[START PROVIDED MATERIAL]
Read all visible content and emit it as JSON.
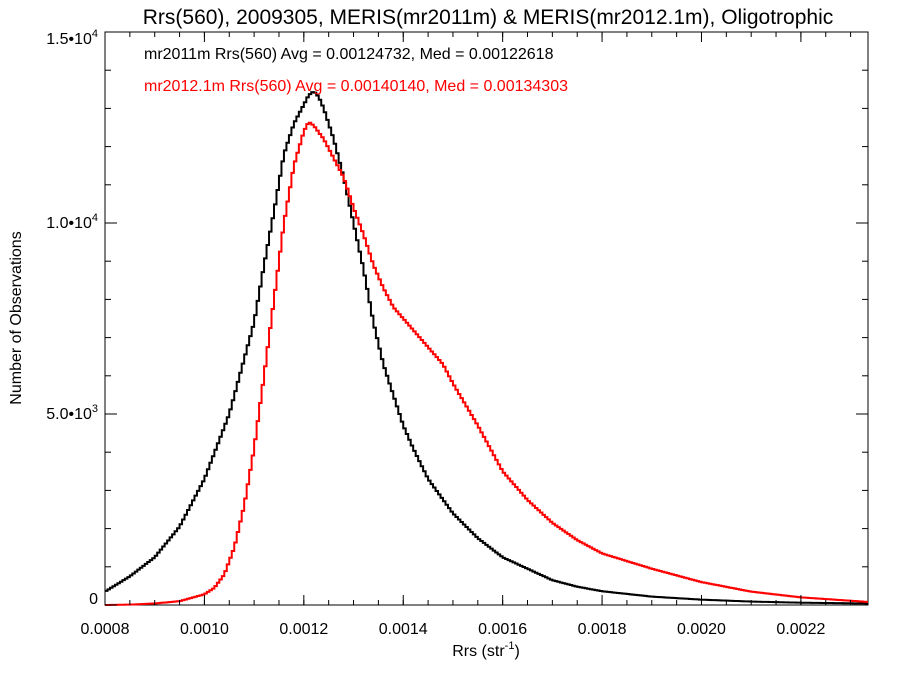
{
  "chart_data": {
    "type": "line",
    "title": "Rrs(560), 2009305, MERIS(mr2011m) & MERIS(mr2012.1m), Oligotrophic",
    "xlabel": "Rrs (str",
    "xlabel_sup": "-1",
    "xlabel_end": ")",
    "ylabel": "Number of Observations",
    "xlim": [
      0.0008,
      0.002335
    ],
    "ylim": [
      0,
      15000
    ],
    "grid": false,
    "x_ticks": [
      {
        "value": 0.0008,
        "label": "0.0008"
      },
      {
        "value": 0.001,
        "label": "0.0010"
      },
      {
        "value": 0.0012,
        "label": "0.0012"
      },
      {
        "value": 0.0014,
        "label": "0.0014"
      },
      {
        "value": 0.0016,
        "label": "0.0016"
      },
      {
        "value": 0.0018,
        "label": "0.0018"
      },
      {
        "value": 0.002,
        "label": "0.0020"
      },
      {
        "value": 0.0022,
        "label": "0.0022"
      }
    ],
    "y_ticks": [
      {
        "value": 0,
        "label": "0",
        "sup": ""
      },
      {
        "value": 5000,
        "label": "5.0•10",
        "sup": "3"
      },
      {
        "value": 10000,
        "label": "1.0•10",
        "sup": "4"
      },
      {
        "value": 15000,
        "label": "1.5•10",
        "sup": "4"
      }
    ],
    "annotations": [
      {
        "text": "mr2011m Rrs(560) Avg = 0.00124732, Med = 0.00122618",
        "color": "#000000"
      },
      {
        "text": "mr2012.1m Rrs(560) Avg = 0.00140140, Med = 0.00134303",
        "color": "#ff0000"
      }
    ],
    "series": [
      {
        "color": "#000000",
        "x": [
          0.0008,
          0.00085,
          0.0009,
          0.00095,
          0.001,
          0.00105,
          0.0011,
          0.00112,
          0.00114,
          0.00116,
          0.00118,
          0.0012,
          0.00121,
          0.00122,
          0.00123,
          0.00124,
          0.00126,
          0.00128,
          0.0013,
          0.00132,
          0.00134,
          0.00136,
          0.00138,
          0.0014,
          0.00142,
          0.00145,
          0.0015,
          0.00155,
          0.0016,
          0.00165,
          0.0017,
          0.00175,
          0.0018,
          0.0019,
          0.002,
          0.0021,
          0.0022,
          0.002335
        ],
        "y": [
          350,
          750,
          1250,
          2050,
          3300,
          5000,
          7400,
          8900,
          10300,
          11800,
          12600,
          13100,
          13350,
          13450,
          13300,
          13000,
          12200,
          11200,
          10000,
          8800,
          7400,
          6300,
          5500,
          4700,
          4100,
          3300,
          2400,
          1750,
          1250,
          950,
          650,
          480,
          360,
          220,
          140,
          90,
          60,
          40
        ]
      },
      {
        "color": "#ff0000",
        "x": [
          0.0008,
          0.00085,
          0.0009,
          0.00095,
          0.001,
          0.00102,
          0.00104,
          0.00106,
          0.00108,
          0.0011,
          0.00112,
          0.00114,
          0.00116,
          0.00118,
          0.0012,
          0.00121,
          0.00122,
          0.00124,
          0.00126,
          0.00128,
          0.0013,
          0.00132,
          0.00134,
          0.00136,
          0.00138,
          0.0014,
          0.00142,
          0.00144,
          0.00146,
          0.00148,
          0.0015,
          0.00155,
          0.0016,
          0.00165,
          0.0017,
          0.00175,
          0.0018,
          0.0019,
          0.002,
          0.0021,
          0.0022,
          0.002335
        ],
        "y": [
          0,
          10,
          40,
          100,
          280,
          450,
          800,
          1500,
          2600,
          4100,
          6000,
          8000,
          10000,
          11500,
          12400,
          12650,
          12550,
          12200,
          11700,
          11200,
          10400,
          9700,
          8900,
          8300,
          7800,
          7500,
          7200,
          6900,
          6600,
          6300,
          5800,
          4700,
          3500,
          2750,
          2150,
          1700,
          1350,
          950,
          600,
          350,
          200,
          80
        ]
      }
    ]
  }
}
[END PROVIDED MATERIAL]
WHAT YOU WILL DO
Filter the records, keeping only lines that contain "color", and show those lines.

WRITTEN ANSWER
        "color": "#000000"
        "color": "#ff0000"
        "color": "#000000",
        "color": "#ff0000",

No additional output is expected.